*TASK BRIEF*:
Where a line contains the string "Plant", copy that line.

*DATA TO PROCESS*:
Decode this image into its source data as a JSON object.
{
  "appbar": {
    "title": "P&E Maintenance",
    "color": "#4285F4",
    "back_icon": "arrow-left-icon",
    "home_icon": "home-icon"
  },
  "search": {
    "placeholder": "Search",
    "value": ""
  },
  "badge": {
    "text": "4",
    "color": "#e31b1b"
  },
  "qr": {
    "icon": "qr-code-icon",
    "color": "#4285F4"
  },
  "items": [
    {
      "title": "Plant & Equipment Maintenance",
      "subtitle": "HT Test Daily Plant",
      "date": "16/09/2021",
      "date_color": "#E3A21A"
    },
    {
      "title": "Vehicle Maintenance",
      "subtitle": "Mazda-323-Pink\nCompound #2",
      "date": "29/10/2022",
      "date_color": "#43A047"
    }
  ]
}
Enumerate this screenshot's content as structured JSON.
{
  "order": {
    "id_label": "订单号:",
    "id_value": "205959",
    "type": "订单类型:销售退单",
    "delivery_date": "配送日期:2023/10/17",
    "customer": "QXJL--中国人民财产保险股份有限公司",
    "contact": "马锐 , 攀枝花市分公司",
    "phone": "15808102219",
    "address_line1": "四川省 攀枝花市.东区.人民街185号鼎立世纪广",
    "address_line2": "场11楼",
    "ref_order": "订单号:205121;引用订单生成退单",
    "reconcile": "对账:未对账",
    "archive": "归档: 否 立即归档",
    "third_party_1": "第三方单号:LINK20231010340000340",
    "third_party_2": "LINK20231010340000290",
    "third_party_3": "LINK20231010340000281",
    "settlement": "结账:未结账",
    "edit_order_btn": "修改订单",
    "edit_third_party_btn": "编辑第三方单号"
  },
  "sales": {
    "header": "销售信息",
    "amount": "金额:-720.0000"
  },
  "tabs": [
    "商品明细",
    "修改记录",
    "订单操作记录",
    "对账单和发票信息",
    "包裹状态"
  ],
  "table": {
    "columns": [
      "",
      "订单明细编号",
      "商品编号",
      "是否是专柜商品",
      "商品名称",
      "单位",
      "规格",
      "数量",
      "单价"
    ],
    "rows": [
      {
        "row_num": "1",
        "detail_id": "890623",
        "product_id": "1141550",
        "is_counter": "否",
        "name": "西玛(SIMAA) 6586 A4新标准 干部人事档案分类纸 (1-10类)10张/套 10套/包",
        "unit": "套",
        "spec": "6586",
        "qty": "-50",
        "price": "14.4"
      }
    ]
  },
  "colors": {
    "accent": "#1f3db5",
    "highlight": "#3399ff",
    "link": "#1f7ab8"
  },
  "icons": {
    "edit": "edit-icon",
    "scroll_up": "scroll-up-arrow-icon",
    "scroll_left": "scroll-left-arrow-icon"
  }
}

*EXERCISE RESULT*:
      "title": "Plant & Equipment Maintenance",
      "subtitle": "HT Test Daily Plant",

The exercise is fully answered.